» What is being asked
Your job is to return every line of the listing holding the string "email".

» Exercise inputs

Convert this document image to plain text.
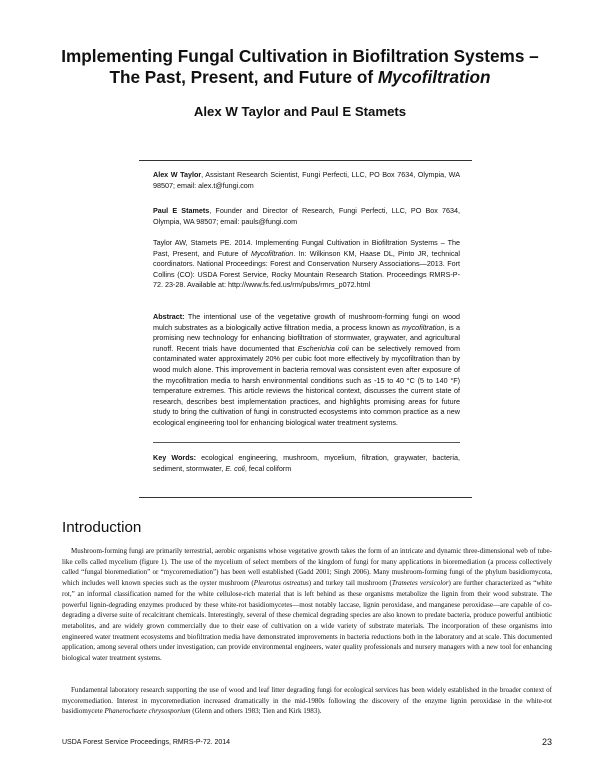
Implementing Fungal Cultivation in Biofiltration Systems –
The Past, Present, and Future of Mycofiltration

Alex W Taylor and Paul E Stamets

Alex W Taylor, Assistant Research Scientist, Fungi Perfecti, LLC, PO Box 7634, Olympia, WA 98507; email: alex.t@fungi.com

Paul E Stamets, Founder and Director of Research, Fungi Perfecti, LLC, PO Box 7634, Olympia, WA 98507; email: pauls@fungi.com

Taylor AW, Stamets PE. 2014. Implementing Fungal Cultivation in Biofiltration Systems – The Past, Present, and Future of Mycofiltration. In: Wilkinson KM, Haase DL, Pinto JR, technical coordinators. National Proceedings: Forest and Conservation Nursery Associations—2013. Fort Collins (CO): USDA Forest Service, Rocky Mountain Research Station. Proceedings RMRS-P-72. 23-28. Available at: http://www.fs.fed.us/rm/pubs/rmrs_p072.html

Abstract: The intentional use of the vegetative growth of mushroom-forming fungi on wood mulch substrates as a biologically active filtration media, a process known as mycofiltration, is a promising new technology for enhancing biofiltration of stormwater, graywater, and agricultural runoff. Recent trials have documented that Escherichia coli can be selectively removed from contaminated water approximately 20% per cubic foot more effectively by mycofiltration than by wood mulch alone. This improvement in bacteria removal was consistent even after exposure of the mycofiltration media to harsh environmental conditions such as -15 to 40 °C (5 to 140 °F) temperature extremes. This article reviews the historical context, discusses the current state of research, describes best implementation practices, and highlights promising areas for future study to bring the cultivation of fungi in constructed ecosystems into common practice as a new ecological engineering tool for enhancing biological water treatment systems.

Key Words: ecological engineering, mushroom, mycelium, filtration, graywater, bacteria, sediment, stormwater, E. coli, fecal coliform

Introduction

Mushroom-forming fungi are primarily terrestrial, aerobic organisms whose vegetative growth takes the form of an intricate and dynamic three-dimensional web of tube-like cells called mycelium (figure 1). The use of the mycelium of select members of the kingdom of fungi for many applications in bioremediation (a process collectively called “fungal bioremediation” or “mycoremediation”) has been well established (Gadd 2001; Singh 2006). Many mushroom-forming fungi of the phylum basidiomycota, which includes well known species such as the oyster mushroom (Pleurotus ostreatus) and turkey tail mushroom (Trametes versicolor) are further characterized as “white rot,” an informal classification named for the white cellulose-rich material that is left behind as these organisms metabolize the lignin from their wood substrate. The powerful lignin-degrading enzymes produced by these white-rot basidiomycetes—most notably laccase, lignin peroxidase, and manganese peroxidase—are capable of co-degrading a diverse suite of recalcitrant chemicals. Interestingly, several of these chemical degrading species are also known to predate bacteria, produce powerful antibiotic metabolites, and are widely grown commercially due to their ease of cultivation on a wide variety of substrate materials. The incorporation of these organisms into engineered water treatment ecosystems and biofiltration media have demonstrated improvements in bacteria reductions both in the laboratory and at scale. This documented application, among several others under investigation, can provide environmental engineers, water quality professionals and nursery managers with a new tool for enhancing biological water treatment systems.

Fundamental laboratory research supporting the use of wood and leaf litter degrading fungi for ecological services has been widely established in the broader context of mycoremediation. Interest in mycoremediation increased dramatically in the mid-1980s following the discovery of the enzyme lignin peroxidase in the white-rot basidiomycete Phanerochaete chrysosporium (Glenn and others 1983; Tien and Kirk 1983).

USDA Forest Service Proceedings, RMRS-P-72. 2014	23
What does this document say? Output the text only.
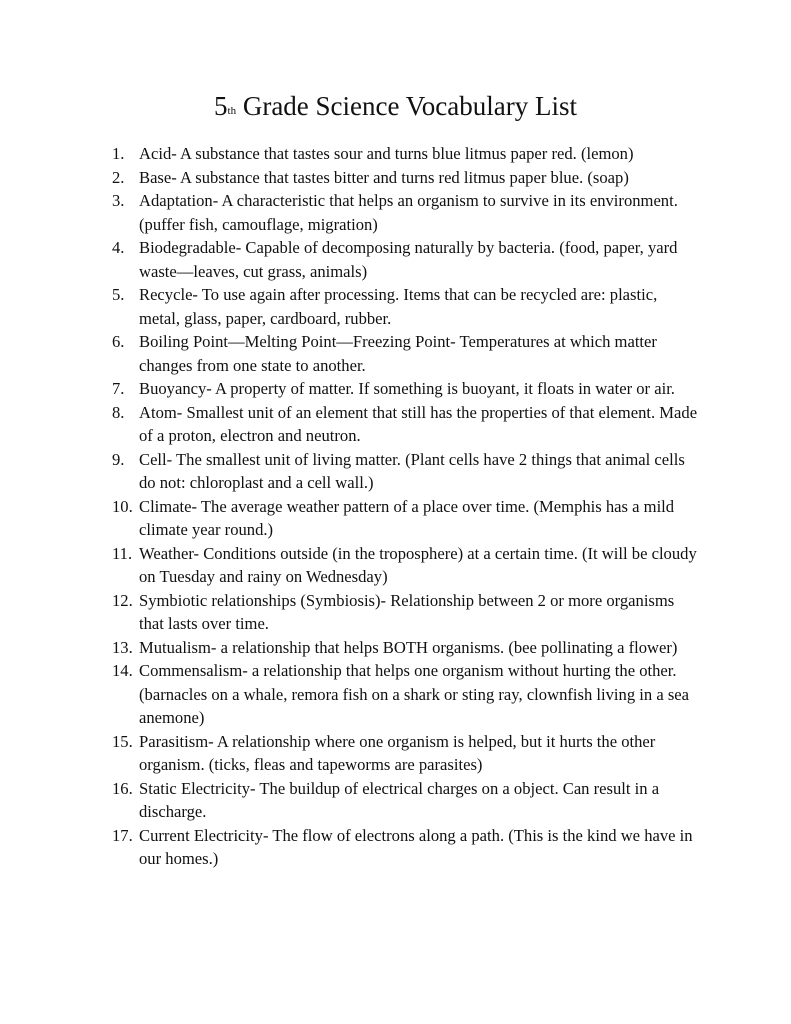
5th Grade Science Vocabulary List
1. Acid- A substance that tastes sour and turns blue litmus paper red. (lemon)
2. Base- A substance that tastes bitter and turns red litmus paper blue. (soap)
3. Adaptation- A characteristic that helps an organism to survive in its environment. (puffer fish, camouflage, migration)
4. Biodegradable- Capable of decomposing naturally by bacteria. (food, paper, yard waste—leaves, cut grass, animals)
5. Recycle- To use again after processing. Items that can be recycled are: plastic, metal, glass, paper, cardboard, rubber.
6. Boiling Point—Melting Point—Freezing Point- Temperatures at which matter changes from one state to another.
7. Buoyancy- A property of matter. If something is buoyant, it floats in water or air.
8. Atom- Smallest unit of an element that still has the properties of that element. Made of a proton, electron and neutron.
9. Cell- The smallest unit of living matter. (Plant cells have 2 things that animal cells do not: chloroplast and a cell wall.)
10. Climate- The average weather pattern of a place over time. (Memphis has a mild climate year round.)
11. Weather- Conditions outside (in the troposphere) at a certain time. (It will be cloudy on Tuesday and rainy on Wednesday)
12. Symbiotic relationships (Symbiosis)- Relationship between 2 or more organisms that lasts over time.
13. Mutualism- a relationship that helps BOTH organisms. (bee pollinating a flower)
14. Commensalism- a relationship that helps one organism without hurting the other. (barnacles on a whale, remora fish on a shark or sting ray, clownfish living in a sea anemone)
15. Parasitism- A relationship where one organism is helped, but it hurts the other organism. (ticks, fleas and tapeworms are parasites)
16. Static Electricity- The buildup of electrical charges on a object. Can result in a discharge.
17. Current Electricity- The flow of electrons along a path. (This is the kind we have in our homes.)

==

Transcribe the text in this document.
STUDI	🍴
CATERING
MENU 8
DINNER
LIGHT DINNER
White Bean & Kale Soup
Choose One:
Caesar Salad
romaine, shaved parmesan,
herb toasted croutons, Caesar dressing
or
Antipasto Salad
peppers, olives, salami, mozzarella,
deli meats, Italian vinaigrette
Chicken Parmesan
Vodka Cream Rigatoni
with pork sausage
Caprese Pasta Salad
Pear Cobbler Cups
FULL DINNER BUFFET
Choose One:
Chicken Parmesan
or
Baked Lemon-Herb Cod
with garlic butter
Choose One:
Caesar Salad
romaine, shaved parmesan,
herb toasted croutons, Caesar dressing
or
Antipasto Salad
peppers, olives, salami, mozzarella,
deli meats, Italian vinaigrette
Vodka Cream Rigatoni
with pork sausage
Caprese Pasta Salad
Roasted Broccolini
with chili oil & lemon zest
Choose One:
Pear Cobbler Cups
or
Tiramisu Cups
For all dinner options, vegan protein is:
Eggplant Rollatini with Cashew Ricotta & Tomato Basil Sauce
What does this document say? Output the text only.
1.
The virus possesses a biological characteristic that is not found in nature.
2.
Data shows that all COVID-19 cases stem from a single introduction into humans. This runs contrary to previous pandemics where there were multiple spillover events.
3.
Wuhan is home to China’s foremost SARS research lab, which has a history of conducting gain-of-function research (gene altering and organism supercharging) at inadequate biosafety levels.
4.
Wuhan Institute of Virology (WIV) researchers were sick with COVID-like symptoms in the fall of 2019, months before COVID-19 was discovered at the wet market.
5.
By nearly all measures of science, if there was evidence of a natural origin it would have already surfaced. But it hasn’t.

» Written solution
Alex W Taylor, Assistant Research Scientist, Fungi Perfecti, LLC, PO Box 7634, Olympia, WA 98507; email: alex.t@fungi.com
Paul E Stamets, Founder and Director of Research, Fungi Perfecti, LLC, PO Box 7634, Olympia, WA 98507; email: pauls@fungi.com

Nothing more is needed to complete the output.